**What you need to do:**
Your task is to repeat the listing exactly.

Data entries
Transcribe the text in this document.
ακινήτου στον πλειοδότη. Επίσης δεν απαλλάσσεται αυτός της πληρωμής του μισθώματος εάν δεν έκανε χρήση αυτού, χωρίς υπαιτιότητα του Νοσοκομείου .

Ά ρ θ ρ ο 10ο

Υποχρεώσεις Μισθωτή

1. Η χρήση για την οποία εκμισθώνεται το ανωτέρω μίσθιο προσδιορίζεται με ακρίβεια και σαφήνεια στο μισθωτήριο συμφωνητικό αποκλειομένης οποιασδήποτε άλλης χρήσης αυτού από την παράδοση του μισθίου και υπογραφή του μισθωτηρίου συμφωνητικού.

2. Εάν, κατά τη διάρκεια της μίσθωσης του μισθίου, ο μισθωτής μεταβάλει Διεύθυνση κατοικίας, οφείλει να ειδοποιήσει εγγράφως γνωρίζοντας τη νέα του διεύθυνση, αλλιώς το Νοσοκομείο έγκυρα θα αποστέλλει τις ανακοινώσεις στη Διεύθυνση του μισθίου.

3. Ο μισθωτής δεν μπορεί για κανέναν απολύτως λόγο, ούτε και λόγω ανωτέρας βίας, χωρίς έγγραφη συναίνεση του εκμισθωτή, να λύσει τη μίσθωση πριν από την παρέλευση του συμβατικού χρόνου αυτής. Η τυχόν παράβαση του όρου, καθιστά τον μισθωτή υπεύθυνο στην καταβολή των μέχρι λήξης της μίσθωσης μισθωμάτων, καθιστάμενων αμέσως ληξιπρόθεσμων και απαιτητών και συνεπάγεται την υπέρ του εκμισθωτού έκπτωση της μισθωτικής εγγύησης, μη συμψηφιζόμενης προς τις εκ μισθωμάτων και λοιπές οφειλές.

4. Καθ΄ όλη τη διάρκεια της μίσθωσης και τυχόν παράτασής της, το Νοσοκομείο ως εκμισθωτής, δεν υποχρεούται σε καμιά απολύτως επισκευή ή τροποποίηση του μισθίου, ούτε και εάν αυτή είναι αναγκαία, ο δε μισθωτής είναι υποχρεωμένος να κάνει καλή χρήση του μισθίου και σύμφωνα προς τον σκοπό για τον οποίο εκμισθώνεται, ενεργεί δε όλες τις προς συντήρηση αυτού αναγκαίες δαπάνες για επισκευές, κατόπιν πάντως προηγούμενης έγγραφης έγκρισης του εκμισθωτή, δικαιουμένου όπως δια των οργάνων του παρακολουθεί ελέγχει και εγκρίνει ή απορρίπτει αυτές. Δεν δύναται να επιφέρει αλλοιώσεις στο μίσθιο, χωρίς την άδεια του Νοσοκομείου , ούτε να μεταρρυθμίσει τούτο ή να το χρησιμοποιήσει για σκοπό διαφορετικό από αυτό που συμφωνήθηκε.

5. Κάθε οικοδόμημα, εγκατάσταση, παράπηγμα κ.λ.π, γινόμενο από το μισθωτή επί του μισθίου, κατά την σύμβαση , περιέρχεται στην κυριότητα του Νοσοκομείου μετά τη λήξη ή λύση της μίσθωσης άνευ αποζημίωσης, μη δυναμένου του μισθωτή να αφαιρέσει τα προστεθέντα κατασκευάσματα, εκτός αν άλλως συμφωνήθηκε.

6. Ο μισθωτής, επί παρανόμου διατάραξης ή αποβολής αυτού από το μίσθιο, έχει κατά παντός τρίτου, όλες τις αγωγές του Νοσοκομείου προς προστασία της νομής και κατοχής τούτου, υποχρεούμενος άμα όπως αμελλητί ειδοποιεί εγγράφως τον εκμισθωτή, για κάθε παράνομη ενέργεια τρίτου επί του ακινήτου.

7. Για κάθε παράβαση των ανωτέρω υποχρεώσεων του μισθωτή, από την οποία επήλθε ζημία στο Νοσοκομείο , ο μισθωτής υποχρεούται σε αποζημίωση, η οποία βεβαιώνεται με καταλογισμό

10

**Result below:**
Transcribe the text in this document.
ακινήτου στον πλειοδότη. Επίσης δεν απαλλάσσεται αυτός της πληρωμής του μισθώματος εάν δεν έκανε χρήση αυτού, χωρίς υπαιτιότητα του Νοσοκομείου .

Ά ρ θ ρ ο 10ο

Υποχρεώσεις Μισθωτή

1. Η χρήση για την οποία εκμισθώνεται το ανωτέρω μίσθιο προσδιορίζεται με ακρίβεια και σαφήνεια στο μισθωτήριο συμφωνητικό αποκλειομένης οποιασδήποτε άλλης χρήσης αυτού από την παράδοση του μισθίου και υπογραφή του μισθωτηρίου συμφωνητικού.

2. Εάν, κατά τη διάρκεια της μίσθωσης του μισθίου, ο μισθωτής μεταβάλει Διεύθυνση κατοικίας, οφείλει να ειδοποιήσει εγγράφως γνωρίζοντας τη νέα του διεύθυνση, αλλιώς το Νοσοκομείο έγκυρα θα αποστέλλει τις ανακοινώσεις στη Διεύθυνση του μισθίου.

3. Ο μισθωτής δεν μπορεί για κανέναν απολύτως λόγο, ούτε και λόγω ανωτέρας βίας, χωρίς έγγραφη συναίνεση του εκμισθωτή, να λύσει τη μίσθωση πριν από την παρέλευση του συμβατικού χρόνου αυτής. Η τυχόν παράβαση του όρου, καθιστά τον μισθωτή υπεύθυνο στην καταβολή των μέχρι λήξης της μίσθωσης μισθωμάτων, καθιστάμενων αμέσως ληξιπρόθεσμων και απαιτητών και συνεπάγεται την υπέρ του εκμισθωτού έκπτωση της μισθωτικής εγγύησης, μη συμψηφιζόμενης προς τις εκ μισθωμάτων και λοιπές οφειλές.

4. Καθ΄ όλη τη διάρκεια της μίσθωσης και τυχόν παράτασής της, το Νοσοκομείο ως εκμισθωτής, δεν υποχρεούται σε καμιά απολύτως επισκευή ή τροποποίηση του μισθίου, ούτε και εάν αυτή είναι αναγκαία, ο δε μισθωτής είναι υποχρεωμένος να κάνει καλή χρήση του μισθίου και σύμφωνα προς τον σκοπό για τον οποίο εκμισθώνεται, ενεργεί δε όλες τις προς συντήρηση αυτού αναγκαίες δαπάνες για επισκευές, κατόπιν πάντως προηγούμενης έγγραφης έγκρισης του εκμισθωτή, δικαιουμένου όπως δια των οργάνων του παρακολουθεί ελέγχει και εγκρίνει ή απορρίπτει αυτές. Δεν δύναται να επιφέρει αλλοιώσεις στο μίσθιο, χωρίς την άδεια του Νοσοκομείου , ούτε να μεταρρυθμίσει τούτο ή να το χρησιμοποιήσει για σκοπό διαφορετικό από αυτό που συμφωνήθηκε.

5. Κάθε οικοδόμημα, εγκατάσταση, παράπηγμα κ.λ.π, γινόμενο από το μισθωτή επί του μισθίου, κατά την σύμβαση , περιέρχεται στην κυριότητα του Νοσοκομείου μετά τη λήξη ή λύση της μίσθωσης άνευ αποζημίωσης, μη δυναμένου του μισθωτή να αφαιρέσει τα προστεθέντα κατασκευάσματα, εκτός αν άλλως συμφωνήθηκε.

6. Ο μισθωτής, επί παρανόμου διατάραξης ή αποβολής αυτού από το μίσθιο, έχει κατά παντός τρίτου, όλες τις αγωγές του Νοσοκομείου προς προστασία της νομής και κατοχής τούτου, υποχρεούμενος άμα όπως αμελλητί ειδοποιεί εγγράφως τον εκμισθωτή, για κάθε παράνομη ενέργεια τρίτου επί του ακινήτου.

7. Για κάθε παράβαση των ανωτέρω υποχρεώσεων του μισθωτή, από την οποία επήλθε ζημία στο Νοσοκομείο , ο μισθωτής υποχρεούται σε αποζημίωση, η οποία βεβαιώνεται με καταλογισμό

10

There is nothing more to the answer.